> [Stored data]
........
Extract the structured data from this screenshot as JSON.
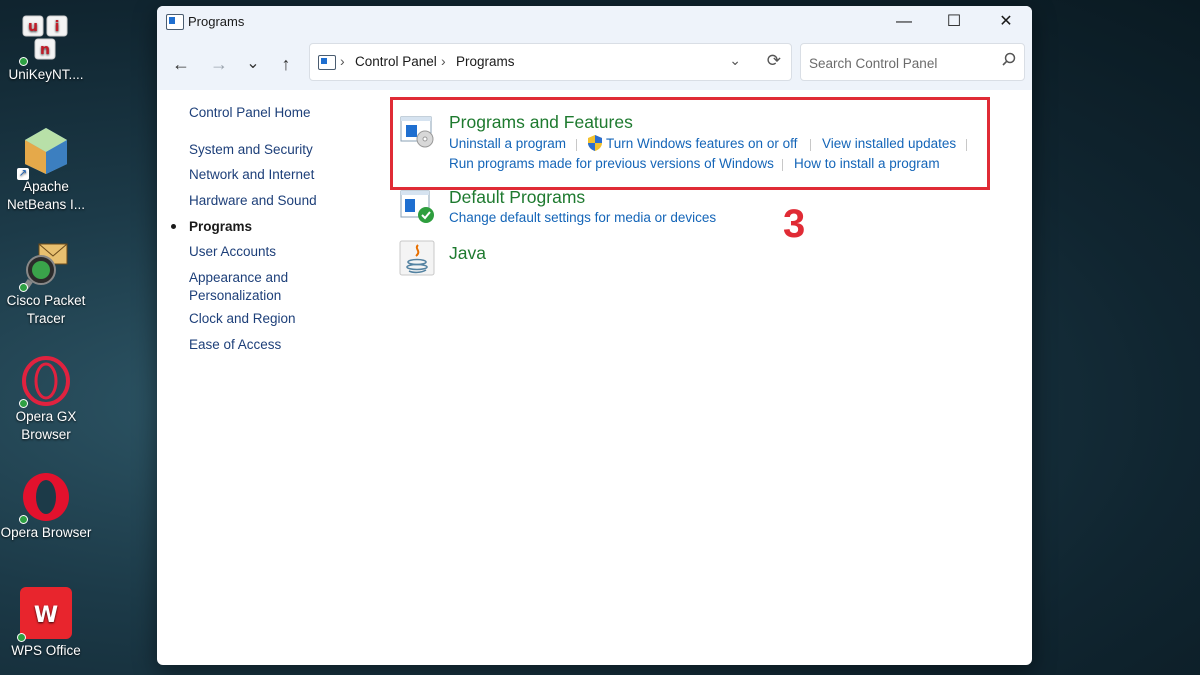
{
  "desktop": {
    "icons": [
      {
        "label": "UniKeyNT....",
        "icon": "unikey-icon"
      },
      {
        "label": "Apache NetBeans I...",
        "icon": "netbeans-icon"
      },
      {
        "label": "Cisco Packet Tracer",
        "icon": "packet-tracer-icon"
      },
      {
        "label": "Opera GX Browser",
        "icon": "opera-gx-icon"
      },
      {
        "label": "Opera Browser",
        "icon": "opera-icon"
      },
      {
        "label": "WPS Office",
        "icon": "wps-office-icon"
      }
    ]
  },
  "window": {
    "title": "Programs",
    "controls": {
      "minimize": "—",
      "maximize": "☐",
      "close": "✕"
    }
  },
  "nav": {
    "back": "←",
    "forward": "→",
    "recent": "⌄",
    "up": "↑",
    "breadcrumb": [
      "Control Panel",
      "Programs"
    ],
    "search_placeholder": "Search Control Panel"
  },
  "sidebar": {
    "home": "Control Panel Home",
    "items": [
      {
        "label": "System and Security",
        "current": false
      },
      {
        "label": "Network and Internet",
        "current": false
      },
      {
        "label": "Hardware and Sound",
        "current": false
      },
      {
        "label": "Programs",
        "current": true
      },
      {
        "label": "User Accounts",
        "current": false
      },
      {
        "label": "Appearance and Personalization",
        "current": false
      },
      {
        "label": "Clock and Region",
        "current": false
      },
      {
        "label": "Ease of Access",
        "current": false
      }
    ]
  },
  "categories": [
    {
      "title": "Programs and Features",
      "icon": "programs-features-icon",
      "links": [
        "Uninstall a program",
        "Turn Windows features on or off",
        "View installed updates",
        "Run programs made for previous versions of Windows",
        "How to install a program"
      ]
    },
    {
      "title": "Default Programs",
      "icon": "default-programs-icon",
      "links": [
        "Change default settings for media or devices"
      ]
    },
    {
      "title": "Java",
      "icon": "java-icon",
      "links": []
    }
  ],
  "annotation": {
    "step": "3",
    "color": "#e02b35"
  },
  "colors": {
    "category_title": "#1e7a2f",
    "link": "#1465b8",
    "sidebar_link": "#1d3f79"
  }
}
........
> [What you are asked to do] Leave out the pictures and repeat everything else in the records exactly.

> [Task response]
Extract the structured data from this screenshot as JSON.
{
  "desktop": {
    "icons": [
      {
        "label": "UniKeyNT....",
        "icon": "unikey-icon"
      },
      {
        "label": "Apache NetBeans I...",
        "icon": "netbeans-icon"
      },
      {
        "label": "Cisco Packet Tracer",
        "icon": "packet-tracer-icon"
      },
      {
        "label": "Opera GX Browser",
        "icon": "opera-gx-icon"
      },
      {
        "label": "Opera Browser",
        "icon": "opera-icon"
      },
      {
        "label": "WPS Office",
        "icon": "wps-office-icon"
      }
    ]
  },
  "window": {
    "title": "Programs",
    "controls": {
      "minimize": "—",
      "maximize": "☐",
      "close": "✕"
    }
  },
  "nav": {
    "back": "←",
    "forward": "→",
    "recent": "⌄",
    "up": "↑",
    "breadcrumb": [
      "Control Panel",
      "Programs"
    ],
    "search_placeholder": "Search Control Panel"
  },
  "sidebar": {
    "home": "Control Panel Home",
    "items": [
      {
        "label": "System and Security",
        "current": false
      },
      {
        "label": "Network and Internet",
        "current": false
      },
      {
        "label": "Hardware and Sound",
        "current": false
      },
      {
        "label": "Programs",
        "current": true
      },
      {
        "label": "User Accounts",
        "current": false
      },
      {
        "label": "Appearance and Personalization",
        "current": false
      },
      {
        "label": "Clock and Region",
        "current": false
      },
      {
        "label": "Ease of Access",
        "current": false
      }
    ]
  },
  "categories": [
    {
      "title": "Programs and Features",
      "icon": "programs-features-icon",
      "links": [
        "Uninstall a program",
        "Turn Windows features on or off",
        "View installed updates",
        "Run programs made for previous versions of Windows",
        "How to install a program"
      ]
    },
    {
      "title": "Default Programs",
      "icon": "default-programs-icon",
      "links": [
        "Change default settings for media or devices"
      ]
    },
    {
      "title": "Java",
      "icon": "java-icon",
      "links": []
    }
  ],
  "annotation": {
    "step": "3",
    "color": "#e02b35"
  },
  "colors": {
    "category_title": "#1e7a2f",
    "link": "#1465b8",
    "sidebar_link": "#1d3f79"
  }
}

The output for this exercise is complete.